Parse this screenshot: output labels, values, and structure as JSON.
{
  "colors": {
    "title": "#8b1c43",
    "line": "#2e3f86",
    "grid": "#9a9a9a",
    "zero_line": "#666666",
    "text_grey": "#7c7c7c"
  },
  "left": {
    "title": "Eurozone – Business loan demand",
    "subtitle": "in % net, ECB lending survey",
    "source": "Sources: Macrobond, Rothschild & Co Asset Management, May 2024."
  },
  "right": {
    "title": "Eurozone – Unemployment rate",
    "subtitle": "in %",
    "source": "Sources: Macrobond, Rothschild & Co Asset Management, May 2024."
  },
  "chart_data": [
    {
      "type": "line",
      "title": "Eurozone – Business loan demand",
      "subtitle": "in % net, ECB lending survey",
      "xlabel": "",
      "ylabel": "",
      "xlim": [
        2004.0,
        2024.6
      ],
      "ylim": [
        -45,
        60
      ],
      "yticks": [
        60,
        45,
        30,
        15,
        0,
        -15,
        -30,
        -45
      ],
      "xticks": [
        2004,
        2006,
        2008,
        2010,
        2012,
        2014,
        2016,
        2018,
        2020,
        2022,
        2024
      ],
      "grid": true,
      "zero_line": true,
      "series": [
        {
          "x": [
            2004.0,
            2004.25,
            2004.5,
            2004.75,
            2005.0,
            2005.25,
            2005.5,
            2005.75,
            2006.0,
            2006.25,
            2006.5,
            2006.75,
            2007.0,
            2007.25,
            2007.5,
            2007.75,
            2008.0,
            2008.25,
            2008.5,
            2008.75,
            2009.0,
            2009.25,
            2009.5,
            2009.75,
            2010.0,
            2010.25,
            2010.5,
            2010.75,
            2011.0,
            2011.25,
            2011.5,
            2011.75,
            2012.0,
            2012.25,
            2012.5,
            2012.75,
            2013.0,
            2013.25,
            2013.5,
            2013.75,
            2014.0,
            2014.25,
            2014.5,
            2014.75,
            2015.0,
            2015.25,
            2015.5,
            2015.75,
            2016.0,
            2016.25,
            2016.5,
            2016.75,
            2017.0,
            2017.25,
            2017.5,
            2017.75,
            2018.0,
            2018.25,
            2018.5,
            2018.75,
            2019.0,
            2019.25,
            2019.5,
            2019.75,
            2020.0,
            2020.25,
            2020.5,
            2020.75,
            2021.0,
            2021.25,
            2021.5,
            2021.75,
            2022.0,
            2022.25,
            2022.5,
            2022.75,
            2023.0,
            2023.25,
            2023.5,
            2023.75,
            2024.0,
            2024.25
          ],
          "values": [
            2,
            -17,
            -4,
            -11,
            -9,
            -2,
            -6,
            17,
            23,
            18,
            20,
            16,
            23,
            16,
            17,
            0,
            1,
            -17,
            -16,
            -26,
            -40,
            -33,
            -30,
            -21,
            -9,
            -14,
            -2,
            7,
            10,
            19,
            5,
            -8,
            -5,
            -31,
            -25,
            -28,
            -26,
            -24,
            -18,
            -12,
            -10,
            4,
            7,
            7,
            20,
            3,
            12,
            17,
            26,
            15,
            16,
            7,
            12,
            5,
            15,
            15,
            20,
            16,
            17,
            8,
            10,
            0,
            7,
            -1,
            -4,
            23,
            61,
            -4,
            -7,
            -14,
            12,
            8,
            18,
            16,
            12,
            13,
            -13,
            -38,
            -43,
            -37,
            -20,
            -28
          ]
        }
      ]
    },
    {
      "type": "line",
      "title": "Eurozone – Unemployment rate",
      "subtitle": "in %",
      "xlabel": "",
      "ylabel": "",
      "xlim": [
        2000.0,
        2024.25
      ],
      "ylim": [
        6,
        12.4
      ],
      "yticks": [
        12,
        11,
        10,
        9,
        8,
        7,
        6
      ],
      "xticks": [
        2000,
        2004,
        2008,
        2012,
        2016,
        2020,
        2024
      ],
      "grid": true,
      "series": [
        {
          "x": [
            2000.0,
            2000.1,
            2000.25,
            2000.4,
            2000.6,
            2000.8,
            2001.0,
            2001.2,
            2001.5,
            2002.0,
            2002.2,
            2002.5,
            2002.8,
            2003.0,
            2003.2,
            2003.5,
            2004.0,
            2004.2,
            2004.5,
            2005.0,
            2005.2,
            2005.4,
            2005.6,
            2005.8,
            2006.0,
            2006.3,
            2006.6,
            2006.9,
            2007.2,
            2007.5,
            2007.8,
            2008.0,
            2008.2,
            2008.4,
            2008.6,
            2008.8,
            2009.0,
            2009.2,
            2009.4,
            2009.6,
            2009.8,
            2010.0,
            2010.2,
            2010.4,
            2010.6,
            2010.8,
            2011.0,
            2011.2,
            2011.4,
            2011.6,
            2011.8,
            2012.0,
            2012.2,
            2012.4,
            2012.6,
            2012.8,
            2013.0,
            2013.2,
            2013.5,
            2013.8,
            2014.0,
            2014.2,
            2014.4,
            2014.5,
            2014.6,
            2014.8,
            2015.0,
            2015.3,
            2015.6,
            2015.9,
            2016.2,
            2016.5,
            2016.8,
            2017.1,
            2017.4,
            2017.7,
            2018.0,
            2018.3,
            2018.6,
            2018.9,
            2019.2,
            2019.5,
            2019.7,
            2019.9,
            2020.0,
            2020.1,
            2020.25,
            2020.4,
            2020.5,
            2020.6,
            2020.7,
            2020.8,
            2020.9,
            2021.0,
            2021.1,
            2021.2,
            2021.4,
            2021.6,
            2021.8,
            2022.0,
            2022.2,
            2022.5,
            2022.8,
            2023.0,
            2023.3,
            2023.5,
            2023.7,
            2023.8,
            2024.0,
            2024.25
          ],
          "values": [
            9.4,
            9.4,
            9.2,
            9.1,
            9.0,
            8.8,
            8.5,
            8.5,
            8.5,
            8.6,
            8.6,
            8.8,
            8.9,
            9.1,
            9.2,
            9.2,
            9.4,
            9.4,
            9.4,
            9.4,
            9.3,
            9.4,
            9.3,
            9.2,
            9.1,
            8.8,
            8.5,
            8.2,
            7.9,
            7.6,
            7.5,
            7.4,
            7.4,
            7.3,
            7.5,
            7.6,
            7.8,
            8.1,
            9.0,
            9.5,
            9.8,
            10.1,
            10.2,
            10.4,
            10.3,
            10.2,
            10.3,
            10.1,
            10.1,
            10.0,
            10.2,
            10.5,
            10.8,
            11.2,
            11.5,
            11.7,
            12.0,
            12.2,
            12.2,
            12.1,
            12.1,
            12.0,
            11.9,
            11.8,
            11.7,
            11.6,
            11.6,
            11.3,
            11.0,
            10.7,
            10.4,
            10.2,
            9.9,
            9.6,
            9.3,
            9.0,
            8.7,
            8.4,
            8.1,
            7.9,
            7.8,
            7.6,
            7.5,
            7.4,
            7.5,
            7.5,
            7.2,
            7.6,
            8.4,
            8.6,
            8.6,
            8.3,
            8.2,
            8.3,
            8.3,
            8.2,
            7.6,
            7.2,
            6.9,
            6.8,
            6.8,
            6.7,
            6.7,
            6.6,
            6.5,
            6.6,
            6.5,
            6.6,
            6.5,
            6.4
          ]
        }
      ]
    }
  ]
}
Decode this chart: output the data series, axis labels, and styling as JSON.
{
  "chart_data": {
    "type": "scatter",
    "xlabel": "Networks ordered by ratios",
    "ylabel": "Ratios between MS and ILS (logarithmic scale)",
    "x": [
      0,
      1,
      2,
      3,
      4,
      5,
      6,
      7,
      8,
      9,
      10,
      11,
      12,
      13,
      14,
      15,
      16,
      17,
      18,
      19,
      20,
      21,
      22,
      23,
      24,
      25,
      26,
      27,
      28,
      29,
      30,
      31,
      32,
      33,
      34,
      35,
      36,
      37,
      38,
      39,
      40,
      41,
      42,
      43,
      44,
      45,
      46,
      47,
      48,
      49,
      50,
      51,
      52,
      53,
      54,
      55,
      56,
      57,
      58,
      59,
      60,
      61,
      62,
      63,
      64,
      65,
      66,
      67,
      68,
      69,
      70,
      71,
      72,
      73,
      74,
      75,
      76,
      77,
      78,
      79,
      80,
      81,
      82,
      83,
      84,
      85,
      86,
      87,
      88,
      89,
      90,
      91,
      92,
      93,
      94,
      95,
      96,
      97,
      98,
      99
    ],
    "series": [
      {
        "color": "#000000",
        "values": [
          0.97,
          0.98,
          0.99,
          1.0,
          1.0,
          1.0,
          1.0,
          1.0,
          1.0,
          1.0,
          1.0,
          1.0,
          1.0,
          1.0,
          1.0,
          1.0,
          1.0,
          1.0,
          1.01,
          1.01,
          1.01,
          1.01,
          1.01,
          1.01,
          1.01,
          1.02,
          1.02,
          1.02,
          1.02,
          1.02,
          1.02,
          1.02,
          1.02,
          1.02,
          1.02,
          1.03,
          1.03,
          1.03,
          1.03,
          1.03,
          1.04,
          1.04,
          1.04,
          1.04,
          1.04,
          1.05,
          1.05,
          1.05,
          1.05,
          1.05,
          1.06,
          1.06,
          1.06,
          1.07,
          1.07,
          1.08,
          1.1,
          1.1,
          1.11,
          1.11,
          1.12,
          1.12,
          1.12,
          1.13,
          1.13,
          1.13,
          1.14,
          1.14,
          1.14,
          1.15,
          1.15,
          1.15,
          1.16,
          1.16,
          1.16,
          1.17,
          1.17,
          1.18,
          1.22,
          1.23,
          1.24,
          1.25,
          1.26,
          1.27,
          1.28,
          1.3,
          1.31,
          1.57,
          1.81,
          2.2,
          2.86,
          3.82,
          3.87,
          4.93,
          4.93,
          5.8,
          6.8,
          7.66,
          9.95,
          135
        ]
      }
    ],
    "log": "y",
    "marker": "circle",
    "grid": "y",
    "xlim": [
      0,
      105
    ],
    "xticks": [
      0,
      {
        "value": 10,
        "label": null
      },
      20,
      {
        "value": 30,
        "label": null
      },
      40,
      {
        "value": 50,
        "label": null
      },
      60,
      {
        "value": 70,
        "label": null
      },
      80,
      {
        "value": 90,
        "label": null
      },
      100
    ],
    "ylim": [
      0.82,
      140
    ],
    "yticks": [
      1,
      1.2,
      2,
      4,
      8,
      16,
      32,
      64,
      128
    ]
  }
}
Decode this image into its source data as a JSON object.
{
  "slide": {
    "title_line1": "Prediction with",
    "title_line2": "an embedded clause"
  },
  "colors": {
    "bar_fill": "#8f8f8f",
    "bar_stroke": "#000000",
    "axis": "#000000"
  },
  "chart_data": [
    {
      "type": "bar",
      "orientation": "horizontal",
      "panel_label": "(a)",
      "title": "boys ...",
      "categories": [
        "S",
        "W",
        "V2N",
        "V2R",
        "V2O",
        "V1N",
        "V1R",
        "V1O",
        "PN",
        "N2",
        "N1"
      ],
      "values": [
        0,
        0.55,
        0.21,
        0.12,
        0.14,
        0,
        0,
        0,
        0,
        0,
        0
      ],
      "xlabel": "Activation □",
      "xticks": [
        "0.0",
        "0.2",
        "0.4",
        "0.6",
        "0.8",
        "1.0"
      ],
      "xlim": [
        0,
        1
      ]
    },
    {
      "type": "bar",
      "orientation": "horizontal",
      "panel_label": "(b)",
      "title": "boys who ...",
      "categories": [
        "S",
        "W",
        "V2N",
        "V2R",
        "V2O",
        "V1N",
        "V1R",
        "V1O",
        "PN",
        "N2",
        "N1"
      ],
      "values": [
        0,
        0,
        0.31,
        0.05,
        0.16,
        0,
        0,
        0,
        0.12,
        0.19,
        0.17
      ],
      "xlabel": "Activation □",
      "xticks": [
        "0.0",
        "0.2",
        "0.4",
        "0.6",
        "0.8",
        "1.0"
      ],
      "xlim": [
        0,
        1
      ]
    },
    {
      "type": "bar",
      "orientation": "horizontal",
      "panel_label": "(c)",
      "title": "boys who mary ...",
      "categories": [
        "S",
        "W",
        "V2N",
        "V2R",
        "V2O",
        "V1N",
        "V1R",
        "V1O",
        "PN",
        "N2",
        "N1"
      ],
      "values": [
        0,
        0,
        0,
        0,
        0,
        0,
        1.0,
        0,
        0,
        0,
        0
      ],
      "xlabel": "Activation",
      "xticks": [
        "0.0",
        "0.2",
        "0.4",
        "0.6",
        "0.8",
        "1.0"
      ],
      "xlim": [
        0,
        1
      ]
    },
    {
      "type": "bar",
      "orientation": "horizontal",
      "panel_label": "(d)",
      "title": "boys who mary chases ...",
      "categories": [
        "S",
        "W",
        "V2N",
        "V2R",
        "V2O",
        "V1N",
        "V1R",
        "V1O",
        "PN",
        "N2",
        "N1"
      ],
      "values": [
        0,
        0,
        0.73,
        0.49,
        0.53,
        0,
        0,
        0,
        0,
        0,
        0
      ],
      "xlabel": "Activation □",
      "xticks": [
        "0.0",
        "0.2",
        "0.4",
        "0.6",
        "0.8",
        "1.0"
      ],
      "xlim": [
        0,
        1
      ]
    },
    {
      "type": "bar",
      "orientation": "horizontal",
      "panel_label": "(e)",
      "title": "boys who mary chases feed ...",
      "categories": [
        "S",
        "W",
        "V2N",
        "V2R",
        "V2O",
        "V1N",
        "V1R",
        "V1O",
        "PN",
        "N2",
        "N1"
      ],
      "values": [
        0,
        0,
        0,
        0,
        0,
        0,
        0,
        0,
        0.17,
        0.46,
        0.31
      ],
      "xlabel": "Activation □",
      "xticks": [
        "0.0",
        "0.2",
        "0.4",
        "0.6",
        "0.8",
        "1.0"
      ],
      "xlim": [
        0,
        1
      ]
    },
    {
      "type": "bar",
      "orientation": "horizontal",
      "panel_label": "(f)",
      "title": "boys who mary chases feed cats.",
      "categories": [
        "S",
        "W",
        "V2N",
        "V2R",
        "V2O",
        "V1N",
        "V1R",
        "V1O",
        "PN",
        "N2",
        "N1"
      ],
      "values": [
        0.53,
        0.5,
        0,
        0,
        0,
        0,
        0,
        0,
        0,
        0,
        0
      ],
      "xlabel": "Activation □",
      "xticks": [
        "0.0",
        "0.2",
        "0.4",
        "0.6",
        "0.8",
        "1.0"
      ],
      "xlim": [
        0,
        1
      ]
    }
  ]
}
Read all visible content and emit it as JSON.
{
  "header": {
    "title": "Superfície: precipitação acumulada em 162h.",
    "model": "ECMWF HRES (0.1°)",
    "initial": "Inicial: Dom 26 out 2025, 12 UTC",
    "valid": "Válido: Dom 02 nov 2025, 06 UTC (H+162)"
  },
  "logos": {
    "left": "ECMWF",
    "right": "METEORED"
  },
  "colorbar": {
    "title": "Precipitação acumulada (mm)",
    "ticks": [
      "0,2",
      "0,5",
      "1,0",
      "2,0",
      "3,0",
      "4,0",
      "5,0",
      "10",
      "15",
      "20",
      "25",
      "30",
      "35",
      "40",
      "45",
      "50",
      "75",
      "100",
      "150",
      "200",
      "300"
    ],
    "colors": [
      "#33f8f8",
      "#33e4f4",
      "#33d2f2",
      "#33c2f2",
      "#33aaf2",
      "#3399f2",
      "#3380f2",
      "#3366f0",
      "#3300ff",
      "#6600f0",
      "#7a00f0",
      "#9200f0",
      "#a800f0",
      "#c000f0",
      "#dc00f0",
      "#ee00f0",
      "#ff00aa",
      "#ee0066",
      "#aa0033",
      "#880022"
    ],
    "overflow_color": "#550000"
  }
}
▬▬▬▬▬▬▬▬▬▬
• **Problem to solve**:
Which lines of the data above contain "output"? Copy each one.

• **Written response**:
Parse this screenshot: output labels, values, and structure as JSON.
Decode this chart: output the data series, axis labels, and styling as JSON.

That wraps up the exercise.